Scan the lines below for "this"; report the number of lines that contain it, and only that.

— Raw data —
-- begin --

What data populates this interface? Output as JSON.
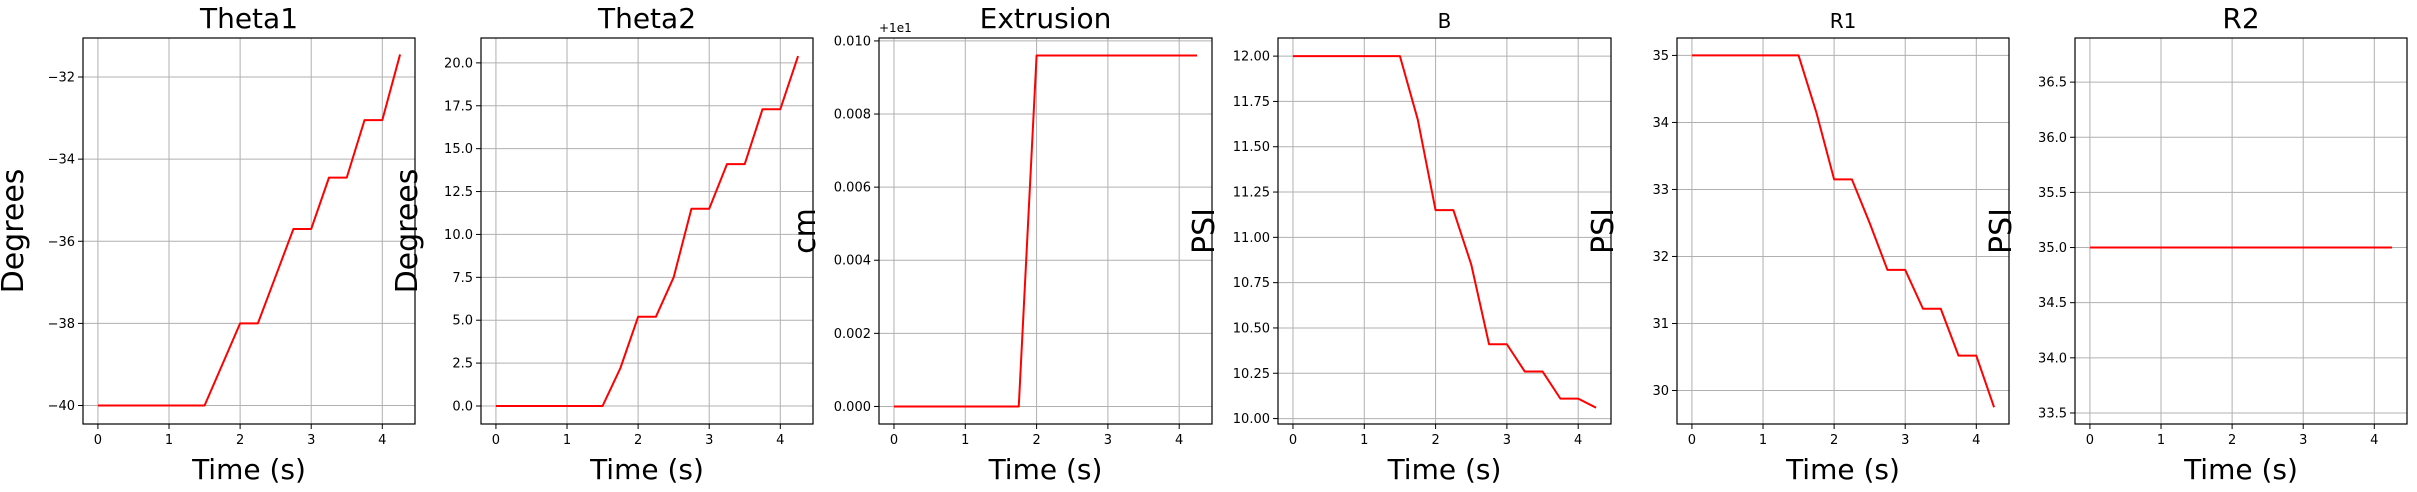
{
  "figure": {
    "line_color": "#ff0000",
    "grid_color": "#b0b0b0",
    "axis_color": "#000000"
  },
  "chart_data": [
    {
      "type": "line",
      "title": "Theta1",
      "xlabel": "Time (s)",
      "ylabel": "Degrees",
      "offset_label": "",
      "xlim": [
        -0.21,
        4.46
      ],
      "ylim": [
        -40.45,
        -31.05
      ],
      "xticks": [
        0,
        1,
        2,
        3,
        4
      ],
      "xtick_labels": [
        "0",
        "1",
        "2",
        "3",
        "4"
      ],
      "yticks": [
        -40,
        -38,
        -36,
        -34,
        -32
      ],
      "ytick_labels": [
        "−40",
        "−38",
        "−36",
        "−34",
        "−32"
      ],
      "grid": true,
      "series": [
        {
          "color": "#ff0000",
          "x": [
            0,
            0.25,
            0.5,
            0.75,
            1.0,
            1.25,
            1.5,
            1.75,
            2.0,
            2.25,
            2.5,
            2.75,
            3.0,
            3.25,
            3.5,
            3.75,
            4.0,
            4.25
          ],
          "y": [
            -40,
            -40,
            -40,
            -40,
            -40,
            -40,
            -40,
            -39.0,
            -38.0,
            -38.0,
            -36.85,
            -35.7,
            -35.7,
            -34.45,
            -34.45,
            -33.05,
            -33.05,
            -31.45
          ]
        }
      ]
    },
    {
      "type": "line",
      "title": "Theta2",
      "xlabel": "Time (s)",
      "ylabel": "Degrees",
      "offset_label": "",
      "xlim": [
        -0.21,
        4.46
      ],
      "ylim": [
        -1.05,
        21.45
      ],
      "xticks": [
        0,
        1,
        2,
        3,
        4
      ],
      "xtick_labels": [
        "0",
        "1",
        "2",
        "3",
        "4"
      ],
      "yticks": [
        0,
        2.5,
        5,
        7.5,
        10,
        12.5,
        15,
        17.5,
        20
      ],
      "ytick_labels": [
        "0.0",
        "2.5",
        "5.0",
        "7.5",
        "10.0",
        "12.5",
        "15.0",
        "17.5",
        "20.0"
      ],
      "grid": true,
      "series": [
        {
          "color": "#ff0000",
          "x": [
            0,
            0.25,
            0.5,
            0.75,
            1.0,
            1.25,
            1.5,
            1.75,
            2.0,
            2.25,
            2.5,
            2.75,
            3.0,
            3.25,
            3.5,
            3.75,
            4.0,
            4.25
          ],
          "y": [
            0,
            0,
            0,
            0,
            0,
            0,
            0,
            2.2,
            5.2,
            5.2,
            7.5,
            11.5,
            11.5,
            14.1,
            14.1,
            17.3,
            17.3,
            20.4
          ]
        }
      ]
    },
    {
      "type": "line",
      "title": "Extrusion",
      "xlabel": "Time (s)",
      "ylabel": "cm",
      "offset_label": "+1e1",
      "xlim": [
        -0.21,
        4.46
      ],
      "ylim": [
        -0.00048,
        0.01008
      ],
      "xticks": [
        0,
        1,
        2,
        3,
        4
      ],
      "xtick_labels": [
        "0",
        "1",
        "2",
        "3",
        "4"
      ],
      "yticks": [
        0,
        0.002,
        0.004,
        0.006,
        0.008,
        0.01
      ],
      "ytick_labels": [
        "0.000",
        "0.002",
        "0.004",
        "0.006",
        "0.008",
        "0.010"
      ],
      "grid": true,
      "series": [
        {
          "color": "#ff0000",
          "x": [
            0,
            0.25,
            0.5,
            0.75,
            1.0,
            1.25,
            1.5,
            1.75,
            2.0,
            2.25,
            2.5,
            2.75,
            3.0,
            3.25,
            3.5,
            3.75,
            4.0,
            4.25
          ],
          "y": [
            0,
            0,
            0,
            0,
            0,
            0,
            0,
            0,
            0.0096,
            0.0096,
            0.0096,
            0.0096,
            0.0096,
            0.0096,
            0.0096,
            0.0096,
            0.0096,
            0.0096
          ]
        }
      ]
    },
    {
      "type": "line",
      "title": "B",
      "xlabel": "Time (s)",
      "ylabel": "PSI",
      "offset_label": "",
      "xlim": [
        -0.21,
        4.46
      ],
      "ylim": [
        9.97,
        12.1
      ],
      "xticks": [
        0,
        1,
        2,
        3,
        4
      ],
      "xtick_labels": [
        "0",
        "1",
        "2",
        "3",
        "4"
      ],
      "yticks": [
        10.0,
        10.25,
        10.5,
        10.75,
        11.0,
        11.25,
        11.5,
        11.75,
        12.0
      ],
      "ytick_labels": [
        "10.00",
        "10.25",
        "10.50",
        "10.75",
        "11.00",
        "11.25",
        "11.50",
        "11.75",
        "12.00"
      ],
      "grid": true,
      "series": [
        {
          "color": "#ff0000",
          "x": [
            0,
            0.25,
            0.5,
            0.75,
            1.0,
            1.25,
            1.5,
            1.75,
            2.0,
            2.25,
            2.5,
            2.75,
            3.0,
            3.25,
            3.5,
            3.75,
            4.0,
            4.25
          ],
          "y": [
            12,
            12,
            12,
            12,
            12,
            12,
            12,
            11.65,
            11.15,
            11.15,
            10.85,
            10.41,
            10.41,
            10.26,
            10.26,
            10.11,
            10.11,
            10.06
          ]
        }
      ]
    },
    {
      "type": "line",
      "title": "R1",
      "xlabel": "Time (s)",
      "ylabel": "PSI",
      "offset_label": "",
      "xlim": [
        -0.21,
        4.46
      ],
      "ylim": [
        29.5,
        35.26
      ],
      "xticks": [
        0,
        1,
        2,
        3,
        4
      ],
      "xtick_labels": [
        "0",
        "1",
        "2",
        "3",
        "4"
      ],
      "yticks": [
        30,
        31,
        32,
        33,
        34,
        35
      ],
      "ytick_labels": [
        "30",
        "31",
        "32",
        "33",
        "34",
        "35"
      ],
      "grid": true,
      "series": [
        {
          "color": "#ff0000",
          "x": [
            0,
            0.25,
            0.5,
            0.75,
            1.0,
            1.25,
            1.5,
            1.75,
            2.0,
            2.25,
            2.5,
            2.75,
            3.0,
            3.25,
            3.5,
            3.75,
            4.0,
            4.25
          ],
          "y": [
            35,
            35,
            35,
            35,
            35,
            35,
            35,
            34.15,
            33.15,
            33.15,
            32.5,
            31.8,
            31.8,
            31.22,
            31.22,
            30.52,
            30.52,
            29.75
          ]
        }
      ]
    },
    {
      "type": "line",
      "title": "R2",
      "xlabel": "Time (s)",
      "ylabel": "PSI",
      "offset_label": "",
      "xlim": [
        -0.21,
        4.46
      ],
      "ylim": [
        33.4,
        36.9
      ],
      "xticks": [
        0,
        1,
        2,
        3,
        4
      ],
      "xtick_labels": [
        "0",
        "1",
        "2",
        "3",
        "4"
      ],
      "yticks": [
        33.5,
        34.0,
        34.5,
        35.0,
        35.5,
        36.0,
        36.5
      ],
      "ytick_labels": [
        "33.5",
        "34.0",
        "34.5",
        "35.0",
        "35.5",
        "36.0",
        "36.5"
      ],
      "grid": true,
      "series": [
        {
          "color": "#ff0000",
          "x": [
            0,
            0.25,
            0.5,
            0.75,
            1.0,
            1.25,
            1.5,
            1.75,
            2.0,
            2.25,
            2.5,
            2.75,
            3.0,
            3.25,
            3.5,
            3.75,
            4.0,
            4.25
          ],
          "y": [
            35,
            35,
            35,
            35,
            35,
            35,
            35,
            35,
            35,
            35,
            35,
            35,
            35,
            35,
            35,
            35,
            35,
            35
          ]
        }
      ]
    }
  ]
}
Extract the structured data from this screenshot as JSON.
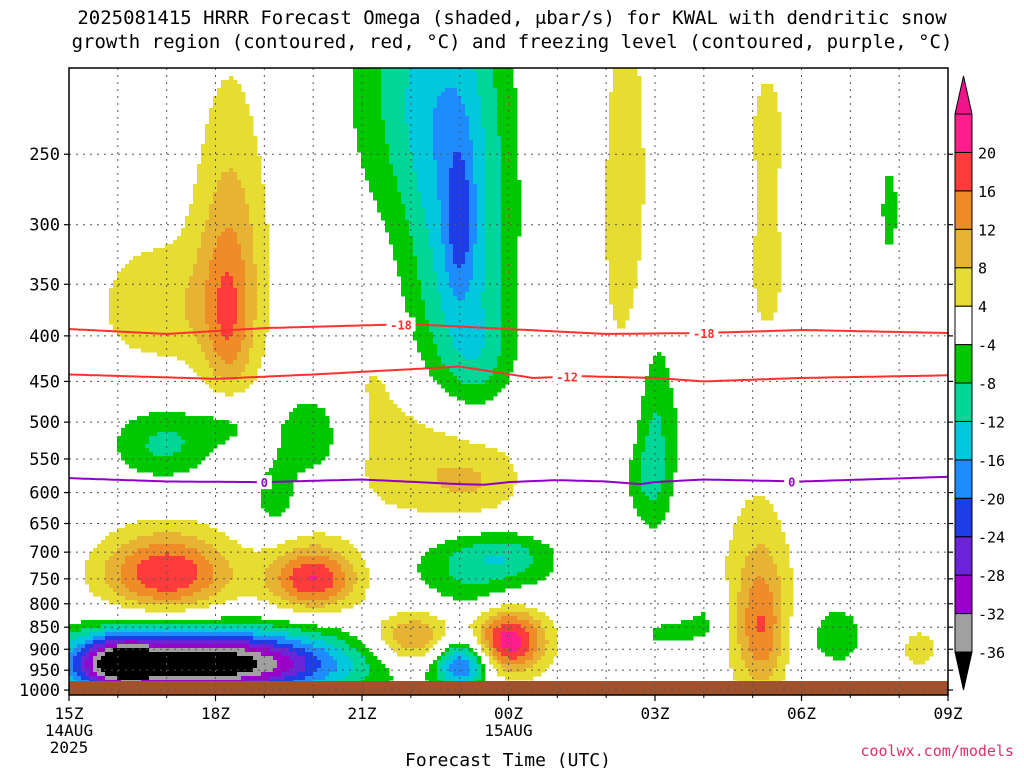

-- end --

— Output below —
2